## Excerpted data
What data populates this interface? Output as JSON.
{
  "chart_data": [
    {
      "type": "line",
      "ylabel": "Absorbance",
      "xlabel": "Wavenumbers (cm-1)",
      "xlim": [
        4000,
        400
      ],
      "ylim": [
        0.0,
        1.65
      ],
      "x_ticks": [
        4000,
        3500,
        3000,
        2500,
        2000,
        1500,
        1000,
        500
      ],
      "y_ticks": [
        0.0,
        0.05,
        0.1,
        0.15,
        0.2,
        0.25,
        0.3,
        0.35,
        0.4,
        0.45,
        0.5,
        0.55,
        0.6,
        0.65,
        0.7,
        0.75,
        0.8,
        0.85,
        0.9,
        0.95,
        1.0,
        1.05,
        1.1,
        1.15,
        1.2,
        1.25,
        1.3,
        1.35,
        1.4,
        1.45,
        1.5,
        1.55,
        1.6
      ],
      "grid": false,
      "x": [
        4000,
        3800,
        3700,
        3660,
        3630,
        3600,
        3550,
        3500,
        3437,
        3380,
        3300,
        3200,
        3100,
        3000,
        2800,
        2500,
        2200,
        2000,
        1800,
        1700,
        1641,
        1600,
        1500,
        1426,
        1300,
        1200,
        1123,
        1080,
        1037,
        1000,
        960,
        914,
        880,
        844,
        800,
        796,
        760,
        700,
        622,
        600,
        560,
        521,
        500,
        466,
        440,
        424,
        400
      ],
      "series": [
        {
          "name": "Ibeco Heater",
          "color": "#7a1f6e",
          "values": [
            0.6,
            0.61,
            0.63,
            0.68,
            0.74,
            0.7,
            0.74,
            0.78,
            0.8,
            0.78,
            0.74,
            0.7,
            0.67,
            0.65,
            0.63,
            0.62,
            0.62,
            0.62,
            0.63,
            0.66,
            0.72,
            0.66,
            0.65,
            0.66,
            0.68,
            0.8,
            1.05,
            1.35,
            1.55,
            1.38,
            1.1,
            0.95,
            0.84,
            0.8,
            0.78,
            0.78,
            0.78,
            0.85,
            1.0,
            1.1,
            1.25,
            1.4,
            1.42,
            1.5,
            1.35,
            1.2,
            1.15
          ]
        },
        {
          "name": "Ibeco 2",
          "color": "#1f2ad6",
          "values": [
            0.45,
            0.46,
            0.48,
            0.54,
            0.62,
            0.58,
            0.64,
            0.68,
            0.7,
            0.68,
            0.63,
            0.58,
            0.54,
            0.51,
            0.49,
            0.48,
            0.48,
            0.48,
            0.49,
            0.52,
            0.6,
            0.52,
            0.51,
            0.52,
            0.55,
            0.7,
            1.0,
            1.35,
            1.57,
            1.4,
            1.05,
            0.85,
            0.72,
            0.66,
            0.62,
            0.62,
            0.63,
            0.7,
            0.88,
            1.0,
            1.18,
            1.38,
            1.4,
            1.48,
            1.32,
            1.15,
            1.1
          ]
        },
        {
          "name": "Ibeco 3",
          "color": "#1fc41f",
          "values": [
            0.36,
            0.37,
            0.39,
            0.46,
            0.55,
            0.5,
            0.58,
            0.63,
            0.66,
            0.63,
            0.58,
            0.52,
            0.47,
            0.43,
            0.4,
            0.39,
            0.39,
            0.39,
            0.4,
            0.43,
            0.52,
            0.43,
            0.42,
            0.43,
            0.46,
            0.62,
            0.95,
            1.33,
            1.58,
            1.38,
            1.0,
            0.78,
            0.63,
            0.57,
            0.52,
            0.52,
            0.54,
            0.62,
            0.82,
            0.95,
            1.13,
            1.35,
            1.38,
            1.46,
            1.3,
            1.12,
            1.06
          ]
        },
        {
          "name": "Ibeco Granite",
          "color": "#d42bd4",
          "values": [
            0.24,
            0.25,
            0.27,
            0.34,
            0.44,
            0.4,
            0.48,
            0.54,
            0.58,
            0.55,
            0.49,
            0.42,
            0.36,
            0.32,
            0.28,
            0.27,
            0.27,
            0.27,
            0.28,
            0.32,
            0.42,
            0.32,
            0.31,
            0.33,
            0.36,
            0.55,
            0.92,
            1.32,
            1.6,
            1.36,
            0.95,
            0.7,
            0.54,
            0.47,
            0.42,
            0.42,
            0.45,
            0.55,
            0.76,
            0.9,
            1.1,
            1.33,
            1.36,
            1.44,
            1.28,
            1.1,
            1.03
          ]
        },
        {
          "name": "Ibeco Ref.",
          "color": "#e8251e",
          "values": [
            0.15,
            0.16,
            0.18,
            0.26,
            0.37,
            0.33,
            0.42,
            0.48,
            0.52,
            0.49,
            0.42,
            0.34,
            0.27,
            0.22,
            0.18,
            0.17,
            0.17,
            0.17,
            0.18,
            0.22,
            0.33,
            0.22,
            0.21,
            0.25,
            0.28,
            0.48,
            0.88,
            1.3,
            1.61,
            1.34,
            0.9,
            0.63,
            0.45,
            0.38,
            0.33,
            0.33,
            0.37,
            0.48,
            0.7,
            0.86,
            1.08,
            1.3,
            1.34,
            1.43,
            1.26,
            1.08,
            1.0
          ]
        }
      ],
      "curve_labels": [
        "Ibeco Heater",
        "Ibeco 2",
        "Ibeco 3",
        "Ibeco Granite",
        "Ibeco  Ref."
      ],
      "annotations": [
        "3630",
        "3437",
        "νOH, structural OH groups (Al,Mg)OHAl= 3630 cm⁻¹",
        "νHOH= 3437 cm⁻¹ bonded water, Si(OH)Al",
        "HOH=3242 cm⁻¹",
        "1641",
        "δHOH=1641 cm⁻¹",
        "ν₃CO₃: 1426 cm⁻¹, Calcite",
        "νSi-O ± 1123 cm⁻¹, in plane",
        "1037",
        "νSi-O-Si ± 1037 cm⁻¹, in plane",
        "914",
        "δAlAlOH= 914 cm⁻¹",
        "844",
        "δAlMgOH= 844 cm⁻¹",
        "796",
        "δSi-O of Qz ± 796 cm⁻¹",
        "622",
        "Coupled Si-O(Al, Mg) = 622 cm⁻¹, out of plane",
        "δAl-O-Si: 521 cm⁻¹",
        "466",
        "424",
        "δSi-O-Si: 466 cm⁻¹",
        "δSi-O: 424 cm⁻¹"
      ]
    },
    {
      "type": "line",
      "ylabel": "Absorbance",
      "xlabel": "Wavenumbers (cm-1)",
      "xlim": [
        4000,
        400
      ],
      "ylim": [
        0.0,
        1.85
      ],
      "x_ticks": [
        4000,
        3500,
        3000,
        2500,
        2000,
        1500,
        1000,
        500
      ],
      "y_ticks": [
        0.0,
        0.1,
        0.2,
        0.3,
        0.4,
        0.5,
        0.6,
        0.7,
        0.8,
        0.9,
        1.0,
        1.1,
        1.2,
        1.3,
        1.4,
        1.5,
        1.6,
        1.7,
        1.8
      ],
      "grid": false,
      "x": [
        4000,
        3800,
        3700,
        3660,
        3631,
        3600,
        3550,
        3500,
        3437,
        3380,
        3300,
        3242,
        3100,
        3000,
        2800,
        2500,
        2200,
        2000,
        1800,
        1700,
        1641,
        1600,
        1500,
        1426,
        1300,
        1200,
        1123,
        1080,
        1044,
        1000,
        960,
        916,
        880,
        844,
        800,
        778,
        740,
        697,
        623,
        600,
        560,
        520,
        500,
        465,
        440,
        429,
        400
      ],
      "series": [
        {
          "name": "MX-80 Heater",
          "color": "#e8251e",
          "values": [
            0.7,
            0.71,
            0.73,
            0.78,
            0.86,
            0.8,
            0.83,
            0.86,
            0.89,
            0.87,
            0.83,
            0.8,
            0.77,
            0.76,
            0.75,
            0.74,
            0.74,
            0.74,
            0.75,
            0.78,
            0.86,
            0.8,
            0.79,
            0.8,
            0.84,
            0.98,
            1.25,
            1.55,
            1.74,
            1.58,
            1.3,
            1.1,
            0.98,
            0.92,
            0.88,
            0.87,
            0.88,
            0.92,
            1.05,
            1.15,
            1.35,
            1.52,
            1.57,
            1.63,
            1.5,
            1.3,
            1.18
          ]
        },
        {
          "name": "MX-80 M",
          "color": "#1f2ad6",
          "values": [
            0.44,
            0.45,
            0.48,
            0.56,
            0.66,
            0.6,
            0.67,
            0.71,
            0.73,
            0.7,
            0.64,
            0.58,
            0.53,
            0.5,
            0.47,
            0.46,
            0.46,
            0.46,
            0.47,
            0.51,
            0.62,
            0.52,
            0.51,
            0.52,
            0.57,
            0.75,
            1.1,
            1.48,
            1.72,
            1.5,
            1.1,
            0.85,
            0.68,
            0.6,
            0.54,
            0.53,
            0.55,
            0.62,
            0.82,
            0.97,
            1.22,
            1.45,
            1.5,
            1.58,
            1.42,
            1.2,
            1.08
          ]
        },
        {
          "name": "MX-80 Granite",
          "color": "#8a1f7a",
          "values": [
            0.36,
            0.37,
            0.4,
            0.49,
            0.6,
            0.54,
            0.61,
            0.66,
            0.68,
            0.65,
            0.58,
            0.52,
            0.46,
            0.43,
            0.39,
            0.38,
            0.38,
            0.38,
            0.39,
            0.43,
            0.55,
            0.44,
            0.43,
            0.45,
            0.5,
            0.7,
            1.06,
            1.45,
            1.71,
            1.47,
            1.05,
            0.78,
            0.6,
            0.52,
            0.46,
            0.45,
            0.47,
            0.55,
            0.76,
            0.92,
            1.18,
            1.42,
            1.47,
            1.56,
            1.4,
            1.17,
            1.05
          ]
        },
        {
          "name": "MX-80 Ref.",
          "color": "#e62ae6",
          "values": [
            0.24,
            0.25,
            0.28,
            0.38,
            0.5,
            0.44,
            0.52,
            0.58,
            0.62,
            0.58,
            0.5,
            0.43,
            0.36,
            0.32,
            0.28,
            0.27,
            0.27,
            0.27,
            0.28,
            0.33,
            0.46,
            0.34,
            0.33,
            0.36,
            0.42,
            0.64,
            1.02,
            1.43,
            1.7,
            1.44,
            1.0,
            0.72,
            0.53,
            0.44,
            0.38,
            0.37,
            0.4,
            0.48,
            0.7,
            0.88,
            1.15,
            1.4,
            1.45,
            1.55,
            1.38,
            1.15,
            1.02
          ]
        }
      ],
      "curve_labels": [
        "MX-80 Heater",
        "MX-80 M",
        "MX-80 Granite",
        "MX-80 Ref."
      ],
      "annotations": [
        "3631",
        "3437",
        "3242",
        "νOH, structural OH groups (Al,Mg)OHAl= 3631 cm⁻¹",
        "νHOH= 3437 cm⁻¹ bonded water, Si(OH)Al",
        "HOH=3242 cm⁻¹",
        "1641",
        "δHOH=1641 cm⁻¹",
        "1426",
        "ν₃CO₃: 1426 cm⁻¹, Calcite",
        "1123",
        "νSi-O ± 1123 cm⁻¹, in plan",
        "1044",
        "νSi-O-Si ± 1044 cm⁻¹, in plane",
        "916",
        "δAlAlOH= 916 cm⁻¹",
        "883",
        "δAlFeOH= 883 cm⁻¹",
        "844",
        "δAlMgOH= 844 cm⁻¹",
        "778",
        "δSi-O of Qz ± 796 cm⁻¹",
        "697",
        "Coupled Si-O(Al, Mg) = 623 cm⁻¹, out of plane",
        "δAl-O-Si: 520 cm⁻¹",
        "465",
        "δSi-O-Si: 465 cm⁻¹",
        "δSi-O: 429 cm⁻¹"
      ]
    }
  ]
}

## What is asked
Look through the data above. Copy every line with the string "color" in it.

## Solution to this exercise
          "color": "#7a1f6e",
          "color": "#1f2ad6",
          "color": "#1fc41f",
          "color": "#d42bd4",
          "color": "#e8251e",
          "color": "#e8251e",
          "color": "#1f2ad6",
          "color": "#8a1f7a",
          "color": "#e62ae6",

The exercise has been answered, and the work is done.